Start of GIVEN RECORDS

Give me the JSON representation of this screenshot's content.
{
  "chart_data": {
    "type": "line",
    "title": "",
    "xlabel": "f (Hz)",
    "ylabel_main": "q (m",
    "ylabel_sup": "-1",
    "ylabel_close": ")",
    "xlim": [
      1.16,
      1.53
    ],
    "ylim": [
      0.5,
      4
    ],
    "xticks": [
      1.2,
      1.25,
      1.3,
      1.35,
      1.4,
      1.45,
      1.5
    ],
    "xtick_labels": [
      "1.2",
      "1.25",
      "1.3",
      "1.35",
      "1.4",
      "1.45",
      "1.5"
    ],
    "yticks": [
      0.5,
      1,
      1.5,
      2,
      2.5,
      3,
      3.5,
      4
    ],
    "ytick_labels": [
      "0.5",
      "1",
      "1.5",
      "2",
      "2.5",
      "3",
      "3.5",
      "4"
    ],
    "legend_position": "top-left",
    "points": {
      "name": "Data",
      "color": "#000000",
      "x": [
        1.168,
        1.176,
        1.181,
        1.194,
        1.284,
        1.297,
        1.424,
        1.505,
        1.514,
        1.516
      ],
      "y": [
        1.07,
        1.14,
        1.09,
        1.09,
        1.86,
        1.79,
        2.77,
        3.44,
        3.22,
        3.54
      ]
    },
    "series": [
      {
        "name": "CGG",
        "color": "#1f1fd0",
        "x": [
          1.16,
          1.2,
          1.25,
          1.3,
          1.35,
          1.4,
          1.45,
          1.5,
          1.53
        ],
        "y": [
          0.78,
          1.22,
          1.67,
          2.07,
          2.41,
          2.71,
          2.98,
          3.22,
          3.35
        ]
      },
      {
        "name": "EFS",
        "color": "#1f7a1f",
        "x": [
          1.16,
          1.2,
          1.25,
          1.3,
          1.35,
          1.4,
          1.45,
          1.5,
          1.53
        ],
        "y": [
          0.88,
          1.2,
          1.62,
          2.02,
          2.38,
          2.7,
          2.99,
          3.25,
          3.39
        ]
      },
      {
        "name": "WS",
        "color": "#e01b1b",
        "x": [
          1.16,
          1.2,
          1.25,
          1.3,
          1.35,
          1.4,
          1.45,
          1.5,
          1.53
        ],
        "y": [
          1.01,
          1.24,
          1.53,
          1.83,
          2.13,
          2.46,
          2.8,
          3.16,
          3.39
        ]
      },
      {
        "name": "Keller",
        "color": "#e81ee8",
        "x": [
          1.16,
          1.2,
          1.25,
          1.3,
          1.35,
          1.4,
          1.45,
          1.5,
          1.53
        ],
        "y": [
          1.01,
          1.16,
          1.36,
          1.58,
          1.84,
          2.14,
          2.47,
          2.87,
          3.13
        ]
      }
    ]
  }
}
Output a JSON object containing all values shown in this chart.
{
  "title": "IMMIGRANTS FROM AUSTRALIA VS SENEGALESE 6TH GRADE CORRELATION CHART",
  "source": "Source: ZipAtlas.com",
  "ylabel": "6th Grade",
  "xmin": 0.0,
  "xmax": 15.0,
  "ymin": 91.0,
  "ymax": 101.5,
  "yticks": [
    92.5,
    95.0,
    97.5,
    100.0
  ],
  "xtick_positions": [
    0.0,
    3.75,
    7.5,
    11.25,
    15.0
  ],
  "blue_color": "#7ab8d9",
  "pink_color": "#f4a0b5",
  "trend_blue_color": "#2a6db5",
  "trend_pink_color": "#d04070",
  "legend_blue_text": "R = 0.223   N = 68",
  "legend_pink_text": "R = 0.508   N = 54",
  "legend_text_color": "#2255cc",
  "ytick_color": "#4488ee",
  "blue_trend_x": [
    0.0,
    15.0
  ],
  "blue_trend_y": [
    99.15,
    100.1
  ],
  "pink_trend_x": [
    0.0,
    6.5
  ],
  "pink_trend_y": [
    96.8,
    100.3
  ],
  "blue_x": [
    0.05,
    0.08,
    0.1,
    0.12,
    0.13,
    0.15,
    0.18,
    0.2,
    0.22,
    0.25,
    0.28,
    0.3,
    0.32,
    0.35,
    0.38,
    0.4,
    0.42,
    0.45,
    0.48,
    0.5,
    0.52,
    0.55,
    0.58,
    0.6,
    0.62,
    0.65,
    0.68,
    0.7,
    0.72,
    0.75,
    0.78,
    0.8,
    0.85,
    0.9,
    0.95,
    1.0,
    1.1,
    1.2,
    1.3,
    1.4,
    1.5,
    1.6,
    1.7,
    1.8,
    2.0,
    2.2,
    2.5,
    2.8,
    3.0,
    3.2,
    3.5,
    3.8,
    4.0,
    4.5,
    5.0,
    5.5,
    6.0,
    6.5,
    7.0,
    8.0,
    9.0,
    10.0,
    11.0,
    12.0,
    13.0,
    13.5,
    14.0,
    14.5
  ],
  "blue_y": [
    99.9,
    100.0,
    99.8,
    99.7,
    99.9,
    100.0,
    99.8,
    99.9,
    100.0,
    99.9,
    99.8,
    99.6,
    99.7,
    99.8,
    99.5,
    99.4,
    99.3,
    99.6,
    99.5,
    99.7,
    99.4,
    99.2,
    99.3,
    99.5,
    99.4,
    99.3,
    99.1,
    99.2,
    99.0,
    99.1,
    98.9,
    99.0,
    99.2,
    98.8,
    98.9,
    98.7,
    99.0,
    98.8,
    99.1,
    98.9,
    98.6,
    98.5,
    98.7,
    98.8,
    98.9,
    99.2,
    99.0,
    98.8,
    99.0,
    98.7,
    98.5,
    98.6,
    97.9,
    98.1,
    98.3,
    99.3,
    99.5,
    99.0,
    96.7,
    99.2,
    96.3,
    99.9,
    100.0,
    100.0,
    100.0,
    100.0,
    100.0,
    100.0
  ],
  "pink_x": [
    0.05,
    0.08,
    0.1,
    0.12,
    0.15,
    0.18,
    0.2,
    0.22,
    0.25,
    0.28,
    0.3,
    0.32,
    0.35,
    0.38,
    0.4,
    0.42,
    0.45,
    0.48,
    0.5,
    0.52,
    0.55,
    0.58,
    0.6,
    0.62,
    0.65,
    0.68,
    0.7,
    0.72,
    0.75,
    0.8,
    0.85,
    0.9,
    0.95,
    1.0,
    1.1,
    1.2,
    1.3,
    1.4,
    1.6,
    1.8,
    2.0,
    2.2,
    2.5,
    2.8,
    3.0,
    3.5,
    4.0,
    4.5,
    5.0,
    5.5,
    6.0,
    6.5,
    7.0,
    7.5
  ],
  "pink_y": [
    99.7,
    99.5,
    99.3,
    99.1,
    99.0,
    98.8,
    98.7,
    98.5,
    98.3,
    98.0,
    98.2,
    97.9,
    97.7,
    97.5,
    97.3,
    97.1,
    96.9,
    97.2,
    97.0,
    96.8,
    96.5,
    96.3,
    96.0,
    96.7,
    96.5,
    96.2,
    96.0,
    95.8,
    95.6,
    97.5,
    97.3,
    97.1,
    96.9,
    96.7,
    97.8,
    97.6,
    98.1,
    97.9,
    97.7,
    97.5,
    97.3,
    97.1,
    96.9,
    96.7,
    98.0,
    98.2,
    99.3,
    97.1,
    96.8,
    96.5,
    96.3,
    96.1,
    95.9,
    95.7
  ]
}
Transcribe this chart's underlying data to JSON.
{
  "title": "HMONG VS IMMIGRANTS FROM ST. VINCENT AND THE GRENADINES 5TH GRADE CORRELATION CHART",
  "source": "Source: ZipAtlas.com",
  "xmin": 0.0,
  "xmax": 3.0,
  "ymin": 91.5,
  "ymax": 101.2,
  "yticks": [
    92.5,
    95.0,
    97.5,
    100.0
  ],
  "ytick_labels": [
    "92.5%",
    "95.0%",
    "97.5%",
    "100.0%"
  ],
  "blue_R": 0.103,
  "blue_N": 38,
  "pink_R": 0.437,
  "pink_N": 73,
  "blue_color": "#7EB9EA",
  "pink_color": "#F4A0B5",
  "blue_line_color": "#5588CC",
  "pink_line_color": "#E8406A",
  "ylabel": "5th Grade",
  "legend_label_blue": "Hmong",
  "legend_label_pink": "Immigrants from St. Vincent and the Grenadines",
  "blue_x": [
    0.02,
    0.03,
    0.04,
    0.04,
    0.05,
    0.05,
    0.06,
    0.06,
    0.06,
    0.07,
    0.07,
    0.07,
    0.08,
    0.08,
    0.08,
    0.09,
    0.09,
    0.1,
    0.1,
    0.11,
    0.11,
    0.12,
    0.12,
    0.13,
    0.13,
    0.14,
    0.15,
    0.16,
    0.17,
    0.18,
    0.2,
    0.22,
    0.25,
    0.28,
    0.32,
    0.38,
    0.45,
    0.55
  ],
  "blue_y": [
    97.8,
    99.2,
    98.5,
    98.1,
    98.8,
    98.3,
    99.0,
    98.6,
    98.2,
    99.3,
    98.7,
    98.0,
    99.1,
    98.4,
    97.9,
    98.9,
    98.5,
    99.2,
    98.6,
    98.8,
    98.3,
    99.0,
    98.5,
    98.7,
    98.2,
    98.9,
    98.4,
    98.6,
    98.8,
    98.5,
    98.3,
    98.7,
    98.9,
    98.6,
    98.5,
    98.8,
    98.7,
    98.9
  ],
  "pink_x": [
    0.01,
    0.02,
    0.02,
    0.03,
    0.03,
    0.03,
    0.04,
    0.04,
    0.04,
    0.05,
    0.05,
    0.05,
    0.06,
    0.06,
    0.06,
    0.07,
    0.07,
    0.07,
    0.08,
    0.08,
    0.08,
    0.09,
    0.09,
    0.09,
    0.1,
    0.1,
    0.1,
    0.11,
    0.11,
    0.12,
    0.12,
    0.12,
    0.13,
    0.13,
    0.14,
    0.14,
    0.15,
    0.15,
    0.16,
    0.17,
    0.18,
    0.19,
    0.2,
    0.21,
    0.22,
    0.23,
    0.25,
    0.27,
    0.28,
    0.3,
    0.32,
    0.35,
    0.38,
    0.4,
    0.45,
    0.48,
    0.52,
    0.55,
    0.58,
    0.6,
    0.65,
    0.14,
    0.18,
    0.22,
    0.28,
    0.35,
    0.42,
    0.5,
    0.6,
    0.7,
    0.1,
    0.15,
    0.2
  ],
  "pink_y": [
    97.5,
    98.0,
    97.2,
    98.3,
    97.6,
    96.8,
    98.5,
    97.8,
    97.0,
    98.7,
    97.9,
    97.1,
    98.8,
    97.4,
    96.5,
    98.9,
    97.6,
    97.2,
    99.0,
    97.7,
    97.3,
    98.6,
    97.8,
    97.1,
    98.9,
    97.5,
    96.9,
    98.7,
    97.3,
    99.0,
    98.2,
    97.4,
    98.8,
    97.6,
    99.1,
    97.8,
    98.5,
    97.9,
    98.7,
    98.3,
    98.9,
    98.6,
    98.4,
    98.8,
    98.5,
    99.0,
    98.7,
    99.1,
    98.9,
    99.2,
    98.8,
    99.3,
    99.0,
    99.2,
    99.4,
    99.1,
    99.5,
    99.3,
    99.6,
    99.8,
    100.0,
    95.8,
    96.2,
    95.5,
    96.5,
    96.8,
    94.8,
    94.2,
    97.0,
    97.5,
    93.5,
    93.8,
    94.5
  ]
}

End of GIVEN RECORDS

Out of the material above, select every line that holds the string "this".

Give me the JSON representation of this screenshot's content.
Output a JSON object containing all values shown in this chart.
Transcribe this chart's underlying data to JSON.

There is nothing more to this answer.